** INFORMATION GIVEN follows **

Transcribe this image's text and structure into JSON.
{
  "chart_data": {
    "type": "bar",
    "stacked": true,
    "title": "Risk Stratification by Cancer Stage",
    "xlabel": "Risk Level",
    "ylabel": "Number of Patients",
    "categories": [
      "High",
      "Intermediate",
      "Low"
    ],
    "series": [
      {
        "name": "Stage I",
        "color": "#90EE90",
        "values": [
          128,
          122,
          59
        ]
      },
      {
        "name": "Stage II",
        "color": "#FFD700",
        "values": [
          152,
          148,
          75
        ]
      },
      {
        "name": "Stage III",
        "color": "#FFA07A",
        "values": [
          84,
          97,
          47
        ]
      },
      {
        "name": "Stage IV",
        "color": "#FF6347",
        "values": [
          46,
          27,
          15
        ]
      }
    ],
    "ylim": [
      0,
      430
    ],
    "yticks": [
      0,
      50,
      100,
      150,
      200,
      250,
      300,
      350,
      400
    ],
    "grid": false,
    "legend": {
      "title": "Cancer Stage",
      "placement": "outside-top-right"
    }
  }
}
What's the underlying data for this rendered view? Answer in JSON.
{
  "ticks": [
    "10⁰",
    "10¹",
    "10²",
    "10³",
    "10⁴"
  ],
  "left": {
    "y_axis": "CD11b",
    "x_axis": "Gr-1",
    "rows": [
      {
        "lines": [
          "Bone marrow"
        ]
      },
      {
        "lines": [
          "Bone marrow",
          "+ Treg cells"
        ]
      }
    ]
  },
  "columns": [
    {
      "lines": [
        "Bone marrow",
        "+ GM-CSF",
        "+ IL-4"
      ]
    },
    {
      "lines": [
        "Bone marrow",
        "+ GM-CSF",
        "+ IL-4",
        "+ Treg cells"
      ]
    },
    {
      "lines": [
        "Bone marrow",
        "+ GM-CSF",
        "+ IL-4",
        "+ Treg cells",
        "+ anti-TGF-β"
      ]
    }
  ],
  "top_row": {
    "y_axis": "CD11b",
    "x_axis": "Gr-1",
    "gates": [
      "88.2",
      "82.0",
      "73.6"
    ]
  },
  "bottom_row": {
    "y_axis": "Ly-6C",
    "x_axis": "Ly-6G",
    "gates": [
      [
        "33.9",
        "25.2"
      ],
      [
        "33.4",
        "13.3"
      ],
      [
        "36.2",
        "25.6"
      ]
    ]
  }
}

** End of INFORMATION GIVEN **

REQUIREMENT ->
Select and copy every line from the records that includes the word "color".

SOLUTION ->
        "color": "#90EE90",
        "color": "#FFD700",
        "color": "#FFA07A",
        "color": "#FF6347",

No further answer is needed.